(Study text):
★ ★ ★ ★

Description

Hung et al developed a score for evaluating a patient with hepatitis B virus-associated hepatocellular carcinoma (HCC) following resection of the tumor. This can help to identify a patient at risk for recurrence. The authors are from the University of Hong Kong, Queen Mary Hospital, and the Hospital Authority of Hong Kong.


 

Patient selection: HBV-related hepatocellular carcinoma following surgical resection

 

Outcome: recurrent hepatocellular carcinoma (HCC)

 

Parameters:

(1) lymphovascular invasion

(2) microsatellite lesions

(3) serum alpha-fetoprotein in ng/mL

(4) HBV anti-viral therapy prior to resection

(5) post-resection HBV copies in IU/mL at one month following tumor resection (viral load)

Parameter

Finding

Points

lymphovascular invasion

no

0

 

yes

1.01

microsatellite lesion(s)

no

0

 

yes

1.03

serum AFP

<= 100 ng/mL

0

 

> 100 ng/mL

0.43

HBV antiviral therapy

no

0

 

yes

-2.9

HBV viral load at 1 month following resection

<= 20,000 IU/mL

0

 

> 20,000 IU/mL

0.45

 

where:

• In the text the scoring says < 100 but context elsewhere is > 100.

 

PRIP score =

= SUM(points for all 5 parameters) - 0.45

 

Interpretation:

• minimum score: -3.35

• maximum value: 2.47

• The higher the score the greater the risk of recurrent hepatocellular carcinoma.

 

Score

Recurrence

-3.35 to 0

(3.46 * ((points)^2)) + (22 * (points)) + 35.15

0 to 2.47

(-6.777*((points)^2)) + (43.49 * (points)) + 34.38

 

Performance:

• The AUC was 0.68 for 1 year recurrence.

• The AUC was 0.75 for 3-year recurrence.

★ ★ ★ ★

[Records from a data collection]
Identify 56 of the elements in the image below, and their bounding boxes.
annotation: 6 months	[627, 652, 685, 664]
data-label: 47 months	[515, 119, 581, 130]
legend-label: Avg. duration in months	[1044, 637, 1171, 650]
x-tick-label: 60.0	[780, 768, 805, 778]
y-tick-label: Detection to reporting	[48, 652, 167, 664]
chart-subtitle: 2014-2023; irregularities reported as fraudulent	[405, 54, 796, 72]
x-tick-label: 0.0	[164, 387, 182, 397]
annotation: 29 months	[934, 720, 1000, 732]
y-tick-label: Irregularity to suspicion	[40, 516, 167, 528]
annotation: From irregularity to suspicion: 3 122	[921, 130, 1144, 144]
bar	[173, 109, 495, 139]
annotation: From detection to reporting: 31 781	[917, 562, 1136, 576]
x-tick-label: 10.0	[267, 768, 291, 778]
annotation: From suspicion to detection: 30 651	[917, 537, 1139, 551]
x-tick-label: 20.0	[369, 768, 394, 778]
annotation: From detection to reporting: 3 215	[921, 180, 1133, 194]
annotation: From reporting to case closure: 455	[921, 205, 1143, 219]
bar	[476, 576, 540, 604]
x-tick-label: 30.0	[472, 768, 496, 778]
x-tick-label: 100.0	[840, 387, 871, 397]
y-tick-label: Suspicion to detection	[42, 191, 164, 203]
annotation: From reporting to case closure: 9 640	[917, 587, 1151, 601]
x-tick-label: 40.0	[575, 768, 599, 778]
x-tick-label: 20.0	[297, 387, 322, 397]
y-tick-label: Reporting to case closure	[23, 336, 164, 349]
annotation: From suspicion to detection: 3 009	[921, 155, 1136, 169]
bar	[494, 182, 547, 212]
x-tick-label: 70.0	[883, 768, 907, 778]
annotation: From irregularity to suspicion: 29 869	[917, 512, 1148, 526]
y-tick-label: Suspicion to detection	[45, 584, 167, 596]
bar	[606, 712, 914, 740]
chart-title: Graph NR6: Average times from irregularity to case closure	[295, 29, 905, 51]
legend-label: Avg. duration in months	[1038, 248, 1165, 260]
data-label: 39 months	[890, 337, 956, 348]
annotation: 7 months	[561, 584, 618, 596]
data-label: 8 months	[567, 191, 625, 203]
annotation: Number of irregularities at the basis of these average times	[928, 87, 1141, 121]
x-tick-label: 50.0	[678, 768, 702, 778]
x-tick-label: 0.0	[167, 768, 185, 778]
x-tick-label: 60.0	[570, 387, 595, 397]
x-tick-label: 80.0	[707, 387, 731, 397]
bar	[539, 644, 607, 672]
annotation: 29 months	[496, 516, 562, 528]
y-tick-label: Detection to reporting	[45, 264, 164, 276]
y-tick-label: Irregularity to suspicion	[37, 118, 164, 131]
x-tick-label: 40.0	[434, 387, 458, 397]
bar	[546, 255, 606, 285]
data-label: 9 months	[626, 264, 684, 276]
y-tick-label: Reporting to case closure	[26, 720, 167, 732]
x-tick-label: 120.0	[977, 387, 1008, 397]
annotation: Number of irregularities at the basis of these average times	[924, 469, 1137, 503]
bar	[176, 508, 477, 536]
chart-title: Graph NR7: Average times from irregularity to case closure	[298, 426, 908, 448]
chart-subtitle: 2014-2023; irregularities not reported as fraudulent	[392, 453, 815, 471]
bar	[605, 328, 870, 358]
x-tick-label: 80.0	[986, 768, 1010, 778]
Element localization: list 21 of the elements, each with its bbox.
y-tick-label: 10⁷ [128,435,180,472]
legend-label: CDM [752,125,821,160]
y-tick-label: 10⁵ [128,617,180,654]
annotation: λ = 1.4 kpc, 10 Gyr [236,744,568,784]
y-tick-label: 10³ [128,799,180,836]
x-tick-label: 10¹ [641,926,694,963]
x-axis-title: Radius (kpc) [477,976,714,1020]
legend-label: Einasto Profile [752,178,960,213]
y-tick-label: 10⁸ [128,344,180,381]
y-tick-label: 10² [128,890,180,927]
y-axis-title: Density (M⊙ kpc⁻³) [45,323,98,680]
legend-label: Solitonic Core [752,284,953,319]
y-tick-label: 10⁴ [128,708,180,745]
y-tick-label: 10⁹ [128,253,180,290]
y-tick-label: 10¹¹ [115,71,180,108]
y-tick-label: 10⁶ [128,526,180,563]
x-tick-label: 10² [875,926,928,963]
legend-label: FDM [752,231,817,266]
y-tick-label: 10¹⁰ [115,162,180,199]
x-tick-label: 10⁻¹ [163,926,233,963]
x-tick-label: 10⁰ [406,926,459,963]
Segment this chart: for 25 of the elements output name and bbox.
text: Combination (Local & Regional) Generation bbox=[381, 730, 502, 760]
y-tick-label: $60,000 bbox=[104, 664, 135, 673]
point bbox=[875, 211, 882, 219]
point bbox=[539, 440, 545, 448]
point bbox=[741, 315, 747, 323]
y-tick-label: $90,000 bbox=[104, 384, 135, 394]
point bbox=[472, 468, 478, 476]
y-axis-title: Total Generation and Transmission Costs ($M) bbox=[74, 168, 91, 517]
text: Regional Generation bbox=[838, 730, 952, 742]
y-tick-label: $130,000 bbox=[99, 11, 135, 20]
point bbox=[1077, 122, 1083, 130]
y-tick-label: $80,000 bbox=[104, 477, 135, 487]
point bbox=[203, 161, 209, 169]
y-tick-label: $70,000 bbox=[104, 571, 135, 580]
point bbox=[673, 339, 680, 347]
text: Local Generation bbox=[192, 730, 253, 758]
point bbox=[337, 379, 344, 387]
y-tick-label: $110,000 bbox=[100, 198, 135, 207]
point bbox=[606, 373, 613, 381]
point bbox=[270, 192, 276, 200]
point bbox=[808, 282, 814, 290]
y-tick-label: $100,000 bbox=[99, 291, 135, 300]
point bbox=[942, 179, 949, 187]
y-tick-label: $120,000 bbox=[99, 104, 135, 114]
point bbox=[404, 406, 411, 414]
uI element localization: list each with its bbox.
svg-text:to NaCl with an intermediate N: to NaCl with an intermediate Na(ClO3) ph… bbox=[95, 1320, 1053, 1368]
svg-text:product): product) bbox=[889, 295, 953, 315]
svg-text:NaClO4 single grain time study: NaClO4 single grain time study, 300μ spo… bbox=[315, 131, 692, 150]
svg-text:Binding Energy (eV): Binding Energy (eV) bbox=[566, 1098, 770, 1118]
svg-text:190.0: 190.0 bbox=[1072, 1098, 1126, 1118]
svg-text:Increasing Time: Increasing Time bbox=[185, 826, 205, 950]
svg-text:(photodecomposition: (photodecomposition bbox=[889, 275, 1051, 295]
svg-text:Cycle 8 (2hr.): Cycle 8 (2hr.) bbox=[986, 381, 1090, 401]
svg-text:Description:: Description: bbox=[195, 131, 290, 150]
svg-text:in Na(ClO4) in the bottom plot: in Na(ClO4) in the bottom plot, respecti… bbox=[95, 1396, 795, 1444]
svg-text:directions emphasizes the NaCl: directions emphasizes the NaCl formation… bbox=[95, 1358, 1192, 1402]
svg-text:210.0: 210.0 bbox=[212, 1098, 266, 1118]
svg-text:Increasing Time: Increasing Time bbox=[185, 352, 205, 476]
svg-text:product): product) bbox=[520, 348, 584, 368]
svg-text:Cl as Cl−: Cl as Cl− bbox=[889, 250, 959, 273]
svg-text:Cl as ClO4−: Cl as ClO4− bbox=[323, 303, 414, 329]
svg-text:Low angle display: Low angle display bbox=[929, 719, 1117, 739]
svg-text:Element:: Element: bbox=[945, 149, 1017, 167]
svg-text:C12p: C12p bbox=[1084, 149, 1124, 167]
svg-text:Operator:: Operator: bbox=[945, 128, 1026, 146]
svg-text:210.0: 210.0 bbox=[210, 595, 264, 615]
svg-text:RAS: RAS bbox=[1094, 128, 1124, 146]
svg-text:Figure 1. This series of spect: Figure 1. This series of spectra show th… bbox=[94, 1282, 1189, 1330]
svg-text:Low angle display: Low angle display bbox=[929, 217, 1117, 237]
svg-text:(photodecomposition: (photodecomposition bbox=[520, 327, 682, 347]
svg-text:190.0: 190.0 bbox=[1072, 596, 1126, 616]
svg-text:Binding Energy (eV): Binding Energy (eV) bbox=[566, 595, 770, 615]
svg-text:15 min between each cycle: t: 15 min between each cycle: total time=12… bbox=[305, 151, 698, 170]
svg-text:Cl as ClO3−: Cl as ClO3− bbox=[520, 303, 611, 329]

★ ★ ★ ★

(Required work):
For each statement below, say yes or no to whether it agrees with the text on the liver cancer recurrence score, and quote the words from that text that settle it. (a) Some of the authors are from Queen Mary Hospital. (b) A lower score means a greater risk of recurrent hepatocellular carcinoma. (c) The AUC for 3-year recurrence was 0.68.

(Expected answer):
(a) Yes: "The authors are from the University of Hong Kong, Queen Mary Hospital, and the Hospital Authority of Hong Kong."
(b) No: "The higher the score the greater the risk of recurrent hepatocellular carcinoma."
(c) No: "The AUC was 0.75 for 3-year recurrence."